REQUIRED WORK:
Would you transcribe the listing that follows, character for character, and omit its images?

RECORDS SHOWN:
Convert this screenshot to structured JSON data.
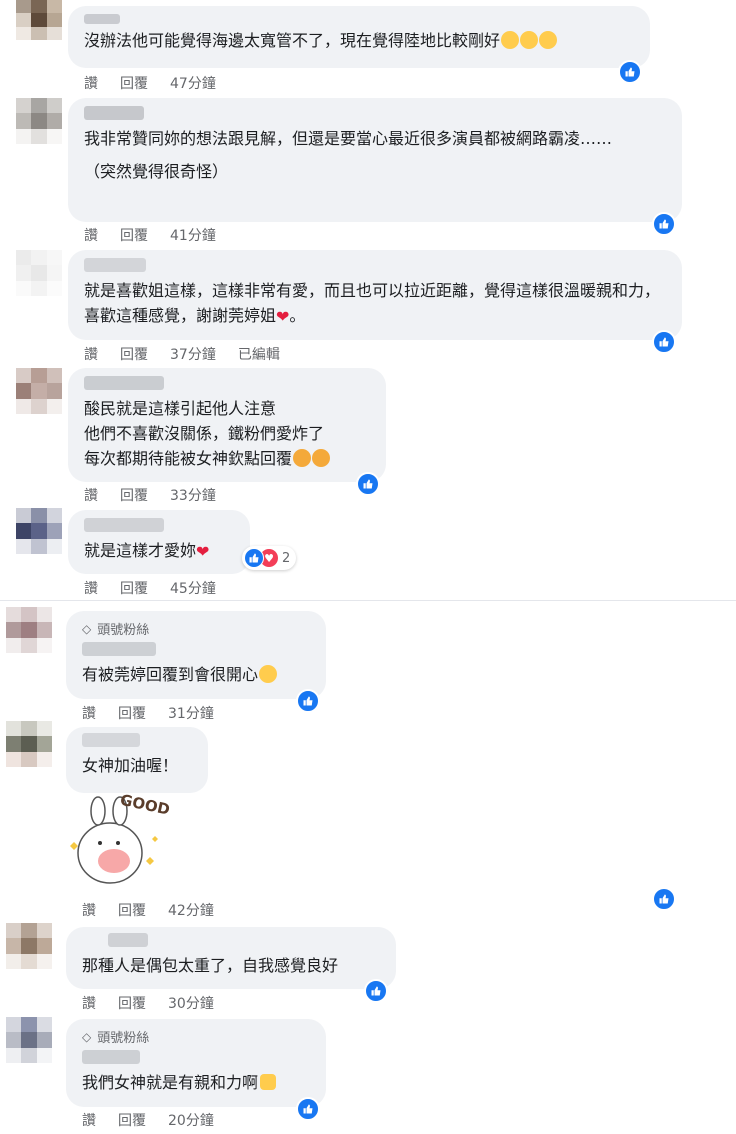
{
  "colors": {
    "like_blue": "#1877f2",
    "bubble_bg": "#f0f2f5",
    "meta_text": "#65676b",
    "heart_red": "#e41e3f"
  },
  "action_labels": {
    "like": "讚",
    "reply": "回覆",
    "edited": "已編輯"
  },
  "fan_badge": "頭號粉絲",
  "comments": [
    {
      "text": "沒辦法他可能覺得海邊太寬管不了，現在覺得陸地比較剛好",
      "time": "47分鐘"
    },
    {
      "text": "我非常贊同妳的想法跟見解，但還是要當心最近很多演員都被網路霸凌……",
      "text2": "（突然覺得很奇怪）",
      "time": "41分鐘"
    },
    {
      "text": "就是喜歡姐這樣，這樣非常有愛，而且也可以拉近距離，覺得這樣很溫暖親和力，喜歡這種感覺，謝謝莞婷姐",
      "tail": "。",
      "time": "37分鐘"
    },
    {
      "line1": "酸民就是這樣引起他人注意",
      "line2": "他們不喜歡沒關係，鐵粉們愛炸了",
      "line3": "每次都期待能被女神欽點回覆",
      "time": "33分鐘"
    },
    {
      "text": "就是這樣才愛妳",
      "reaction_count": "2",
      "time": "45分鐘"
    },
    {
      "text": "有被莞婷回覆到會很開心",
      "time": "31分鐘"
    },
    {
      "text": "女神加油喔！",
      "sticker_text": "GOOD",
      "time": "42分鐘"
    },
    {
      "text": "那種人是偶包太重了，自我感覺良好",
      "time": "30分鐘"
    },
    {
      "text": "我們女神就是有親和力啊",
      "time": "20分鐘"
    }
  ]
}
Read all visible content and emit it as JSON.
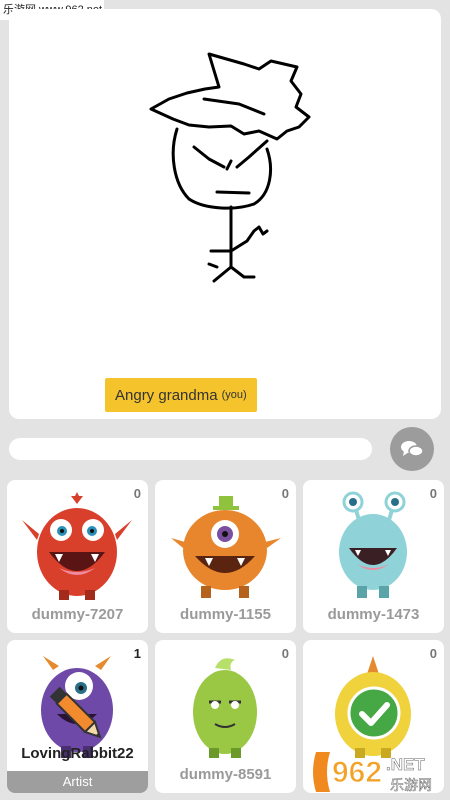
{
  "watermark_top": "乐游网 www.962.net",
  "drawing": {
    "word": "Angry grandma",
    "owner_tag": "(you)"
  },
  "chat": {
    "input_value": "",
    "button_icon": "chat-bubbles-icon"
  },
  "players": [
    {
      "name": "dummy-7207",
      "score": "0",
      "color": "#d9402b",
      "role": ""
    },
    {
      "name": "dummy-1155",
      "score": "0",
      "color": "#e8862d",
      "role": ""
    },
    {
      "name": "dummy-1473",
      "score": "0",
      "color": "#8fd3d8",
      "role": ""
    },
    {
      "name": "LovingRabbit22",
      "score": "1",
      "color": "#6f49a8",
      "role": "Artist"
    },
    {
      "name": "dummy-8591",
      "score": "0",
      "color": "#9ac845",
      "role": ""
    },
    {
      "name": "",
      "score": "0",
      "color": "#f0d23c",
      "role": "",
      "guessed": true
    }
  ],
  "watermark_bottom": {
    "number": "962",
    "suffix": ".NET",
    "chinese": "乐游网"
  }
}
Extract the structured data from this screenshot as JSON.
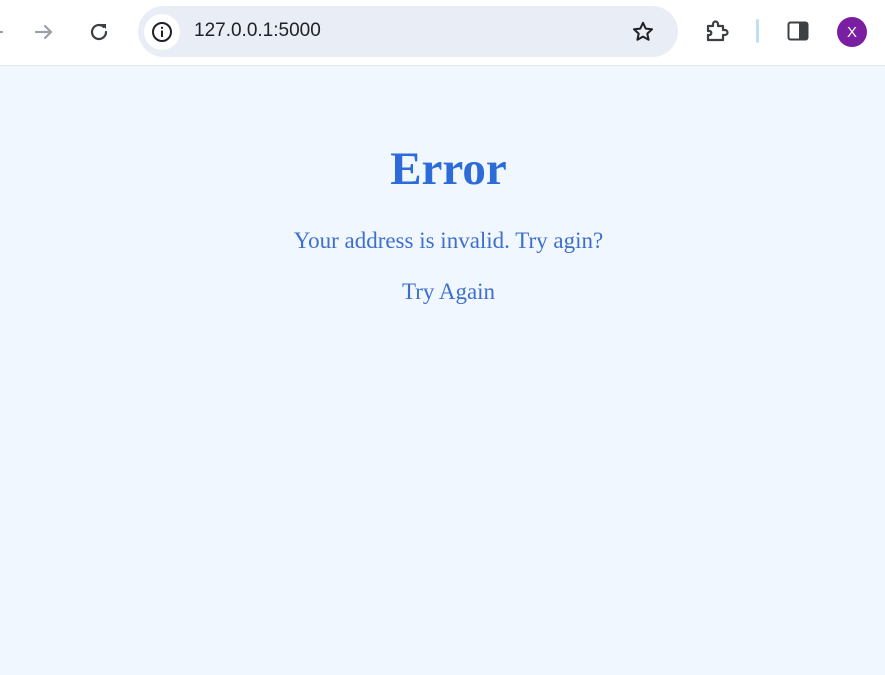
{
  "browser": {
    "url": "127.0.0.1:5000",
    "profile_initial": "X",
    "profile_color": "#7b1fa2",
    "icons": {
      "back": "arrow-left-icon",
      "forward": "arrow-right-icon",
      "reload": "reload-icon",
      "site_info": "info-icon",
      "bookmark": "star-icon",
      "extensions": "puzzle-icon",
      "side_panel": "side-panel-icon"
    }
  },
  "page": {
    "heading": "Error",
    "message": "Your address is invalid. Try agin?",
    "try_again_link": "Try Again",
    "background_color": "#f0f7ff",
    "text_color": "#2d6bd9"
  }
}
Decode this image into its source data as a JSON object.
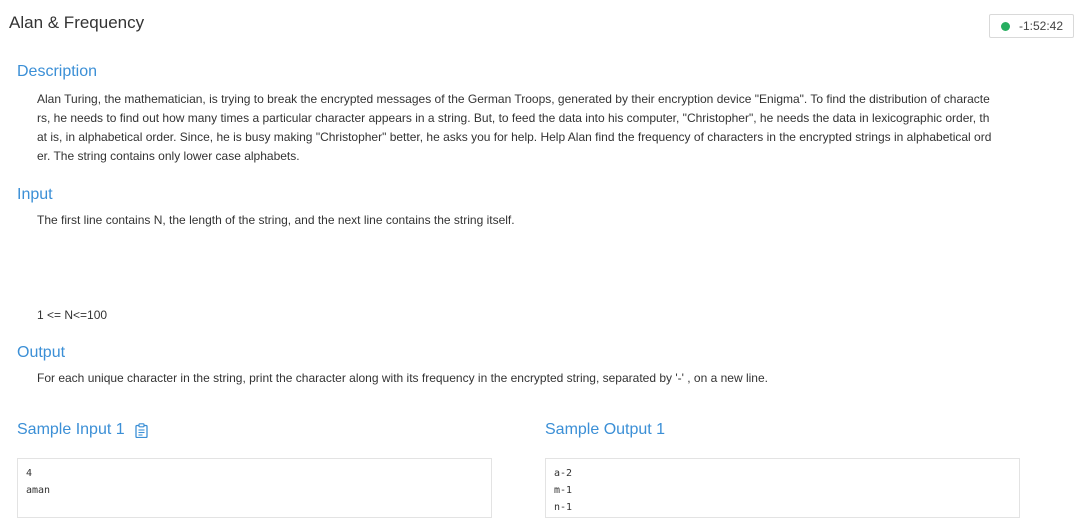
{
  "problem": {
    "title": "Alan & Frequency"
  },
  "timer": {
    "value": "-1:52:42",
    "status_color": "#27ae60"
  },
  "description": {
    "heading": "Description",
    "line1": "Alan Turing, the mathematician, is trying to break the encrypted messages of the German Troops, generated by their encryption device \"Enigma\". To find the distribution of characte",
    "line2": "rs, he needs to find out how many times a particular character appears in a string. But, to feed the data into his computer, \"Christopher\", he needs the data in lexicographic order, th",
    "line3": "at is, in alphabetical order. Since, he is busy making \"Christopher\" better, he asks you for help. Help Alan find the frequency of characters in the encrypted strings in alphabetical ord",
    "line4": "er. The string contains only lower case alphabets."
  },
  "input": {
    "heading": "Input",
    "text": "The first line contains N, the length of the string, and the next line contains the string itself.",
    "constraint": "1 <= N<=100"
  },
  "output": {
    "heading": "Output",
    "text": "For each unique character in the string, print the character along with its frequency in the encrypted string, separated by '-' , on a new line."
  },
  "samples": {
    "input_heading": "Sample Input 1",
    "output_heading": "Sample Output 1",
    "copy_icon": "clipboard-icon",
    "input_lines": [
      "4",
      "aman"
    ],
    "output_lines": [
      "a-2",
      "m-1",
      "n-1"
    ]
  },
  "colors": {
    "accent": "#3b8fd6",
    "text": "#333333"
  }
}
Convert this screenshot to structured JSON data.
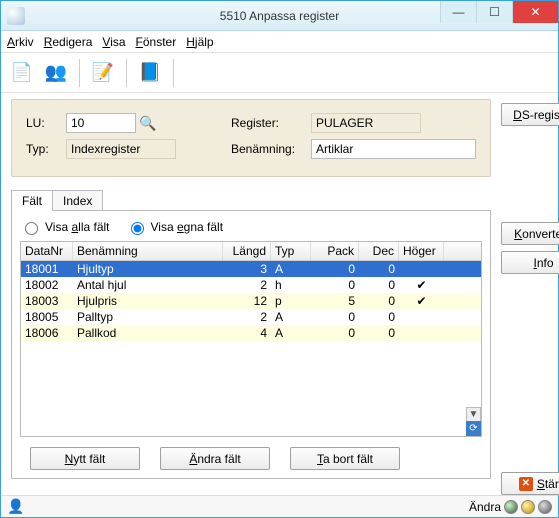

TASK SOLUTION:
Convert this screenshot to structured JSON data.
{
  "colors": {
    "like_blue": "#1877f2",
    "bubble_bg": "#f0f2f5",
    "meta_text": "#65676b",
    "heart_red": "#e41e3f"
  },
  "action_labels": {
    "like": "讚",
    "reply": "回覆",
    "edited": "已編輯"
  },
  "fan_badge": "頭號粉絲",
  "comments": [
    {
      "text": "沒辦法他可能覺得海邊太寬管不了，現在覺得陸地比較剛好",
      "time": "47分鐘"
    },
    {
      "text": "我非常贊同妳的想法跟見解，但還是要當心最近很多演員都被網路霸凌……",
      "text2": "（突然覺得很奇怪）",
      "time": "41分鐘"
    },
    {
      "text": "就是喜歡姐這樣，這樣非常有愛，而且也可以拉近距離，覺得這樣很溫暖親和力，喜歡這種感覺，謝謝莞婷姐",
      "tail": "。",
      "time": "37分鐘"
    },
    {
      "line1": "酸民就是這樣引起他人注意",
      "line2": "他們不喜歡沒關係，鐵粉們愛炸了",
      "line3": "每次都期待能被女神欽點回覆",
      "time": "33分鐘"
    },
    {
      "text": "就是這樣才愛妳",
      "reaction_count": "2",
      "time": "45分鐘"
    },
    {
      "text": "有被莞婷回覆到會很開心",
      "time": "31分鐘"
    },
    {
      "text": "女神加油喔！",
      "sticker_text": "GOOD",
      "time": "42分鐘"
    },
    {
      "text": "那種人是偶包太重了，自我感覺良好",
      "time": "30分鐘"
    },
    {
      "text": "我們女神就是有親和力啊",
      "time": "20分鐘"
    }
  ]
}
Read all visible content and emit it as JSON.
{
  "watermark_top": "乐游网 www.962.net",
  "drawing": {
    "word": "Angry grandma",
    "owner_tag": "(you)"
  },
  "chat": {
    "input_value": "",
    "button_icon": "chat-bubbles-icon"
  },
  "players": [
    {
      "name": "dummy-7207",
      "score": "0",
      "color": "#d9402b",
      "role": ""
    },
    {
      "name": "dummy-1155",
      "score": "0",
      "color": "#e8862d",
      "role": ""
    },
    {
      "name": "dummy-1473",
      "score": "0",
      "color": "#8fd3d8",
      "role": ""
    },
    {
      "name": "LovingRabbit22",
      "score": "1",
      "color": "#6f49a8",
      "role": "Artist"
    },
    {
      "name": "dummy-8591",
      "score": "0",
      "color": "#9ac845",
      "role": ""
    },
    {
      "name": "",
      "score": "0",
      "color": "#f0d23c",
      "role": "",
      "guessed": true
    }
  ],
  "watermark_bottom": {
    "number": "962",
    "suffix": ".NET",
    "chinese": "乐游网"
  }
}
Extract the structured data from this screenshot as JSON.
{
  "browser": {
    "url": "127.0.0.1:5000",
    "profile_initial": "X",
    "profile_color": "#7b1fa2",
    "icons": {
      "back": "arrow-left-icon",
      "forward": "arrow-right-icon",
      "reload": "reload-icon",
      "site_info": "info-icon",
      "bookmark": "star-icon",
      "extensions": "puzzle-icon",
      "side_panel": "side-panel-icon"
    }
  },
  "page": {
    "heading": "Error",
    "message": "Your address is invalid. Try agin?",
    "try_again_link": "Try Again",
    "background_color": "#f0f7ff",
    "text_color": "#2d6bd9"
  }
}
Decode this image into its source data as a JSON object.
{
  "problem": {
    "title": "Alan & Frequency"
  },
  "timer": {
    "value": "-1:52:42",
    "status_color": "#27ae60"
  },
  "description": {
    "heading": "Description",
    "line1": "Alan Turing, the mathematician, is trying to break the encrypted messages of the German Troops, generated by their encryption device \"Enigma\". To find the distribution of characte",
    "line2": "rs, he needs to find out how many times a particular character appears in a string. But, to feed the data into his computer, \"Christopher\", he needs the data in lexicographic order, th",
    "line3": "at is, in alphabetical order. Since, he is busy making \"Christopher\" better, he asks you for help. Help Alan find the frequency of characters in the encrypted strings in alphabetical ord",
    "line4": "er. The string contains only lower case alphabets."
  },
  "input": {
    "heading": "Input",
    "text": "The first line contains N, the length of the string, and the next line contains the string itself.",
    "constraint": "1 <= N<=100"
  },
  "output": {
    "heading": "Output",
    "text": "For each unique character in the string, print the character along with its frequency in the encrypted string, separated by '-' , on a new line."
  },
  "samples": {
    "input_heading": "Sample Input 1",
    "output_heading": "Sample Output 1",
    "copy_icon": "clipboard-icon",
    "input_lines": [
      "4",
      "aman"
    ],
    "output_lines": [
      "a-2",
      "m-1",
      "n-1"
    ]
  },
  "colors": {
    "accent": "#3b8fd6",
    "text": "#333333"
  }
}
Convert this screenshot to structured JSON data.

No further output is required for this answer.